- [Materials provided]:
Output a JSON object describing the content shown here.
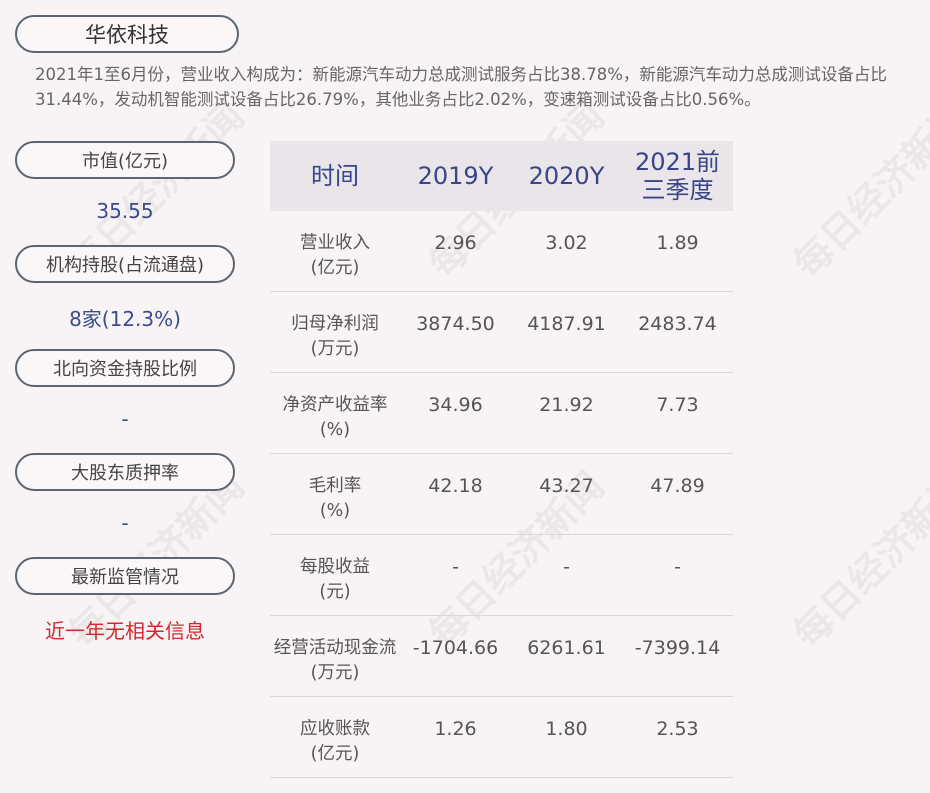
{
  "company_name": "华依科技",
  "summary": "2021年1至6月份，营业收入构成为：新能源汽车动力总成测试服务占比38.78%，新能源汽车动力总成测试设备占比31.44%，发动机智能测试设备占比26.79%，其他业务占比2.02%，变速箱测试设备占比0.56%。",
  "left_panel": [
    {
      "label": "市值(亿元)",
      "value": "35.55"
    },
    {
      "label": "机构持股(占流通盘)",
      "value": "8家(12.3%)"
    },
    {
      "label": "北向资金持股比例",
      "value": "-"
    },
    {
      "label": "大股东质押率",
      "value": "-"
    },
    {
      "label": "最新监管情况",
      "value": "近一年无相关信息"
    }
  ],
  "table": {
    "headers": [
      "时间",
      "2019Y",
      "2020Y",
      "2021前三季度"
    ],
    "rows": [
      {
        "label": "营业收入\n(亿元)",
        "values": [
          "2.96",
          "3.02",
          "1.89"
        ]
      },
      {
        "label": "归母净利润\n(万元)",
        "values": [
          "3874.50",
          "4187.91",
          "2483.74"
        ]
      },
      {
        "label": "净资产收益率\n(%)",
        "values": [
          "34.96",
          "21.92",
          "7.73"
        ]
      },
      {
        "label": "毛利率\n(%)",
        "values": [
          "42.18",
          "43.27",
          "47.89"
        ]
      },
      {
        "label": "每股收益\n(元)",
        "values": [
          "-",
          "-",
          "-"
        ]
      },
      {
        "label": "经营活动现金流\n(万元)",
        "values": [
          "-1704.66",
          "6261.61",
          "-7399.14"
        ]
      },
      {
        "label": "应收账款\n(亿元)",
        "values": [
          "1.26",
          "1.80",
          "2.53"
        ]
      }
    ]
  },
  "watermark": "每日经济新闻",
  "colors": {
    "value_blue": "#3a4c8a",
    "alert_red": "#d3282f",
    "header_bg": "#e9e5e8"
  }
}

- [Exercise details]:
Without the pictures, write out every entry precisely as it appears.

- [Solution]:
Output a JSON object describing the content shown here.
{
  "company_name": "华依科技",
  "summary": "2021年1至6月份，营业收入构成为：新能源汽车动力总成测试服务占比38.78%，新能源汽车动力总成测试设备占比31.44%，发动机智能测试设备占比26.79%，其他业务占比2.02%，变速箱测试设备占比0.56%。",
  "left_panel": [
    {
      "label": "市值(亿元)",
      "value": "35.55"
    },
    {
      "label": "机构持股(占流通盘)",
      "value": "8家(12.3%)"
    },
    {
      "label": "北向资金持股比例",
      "value": "-"
    },
    {
      "label": "大股东质押率",
      "value": "-"
    },
    {
      "label": "最新监管情况",
      "value": "近一年无相关信息"
    }
  ],
  "table": {
    "headers": [
      "时间",
      "2019Y",
      "2020Y",
      "2021前三季度"
    ],
    "rows": [
      {
        "label": "营业收入\n(亿元)",
        "values": [
          "2.96",
          "3.02",
          "1.89"
        ]
      },
      {
        "label": "归母净利润\n(万元)",
        "values": [
          "3874.50",
          "4187.91",
          "2483.74"
        ]
      },
      {
        "label": "净资产收益率\n(%)",
        "values": [
          "34.96",
          "21.92",
          "7.73"
        ]
      },
      {
        "label": "毛利率\n(%)",
        "values": [
          "42.18",
          "43.27",
          "47.89"
        ]
      },
      {
        "label": "每股收益\n(元)",
        "values": [
          "-",
          "-",
          "-"
        ]
      },
      {
        "label": "经营活动现金流\n(万元)",
        "values": [
          "-1704.66",
          "6261.61",
          "-7399.14"
        ]
      },
      {
        "label": "应收账款\n(亿元)",
        "values": [
          "1.26",
          "1.80",
          "2.53"
        ]
      }
    ]
  },
  "watermark": "每日经济新闻",
  "colors": {
    "value_blue": "#3a4c8a",
    "alert_red": "#d3282f",
    "header_bg": "#e9e5e8"
  }
}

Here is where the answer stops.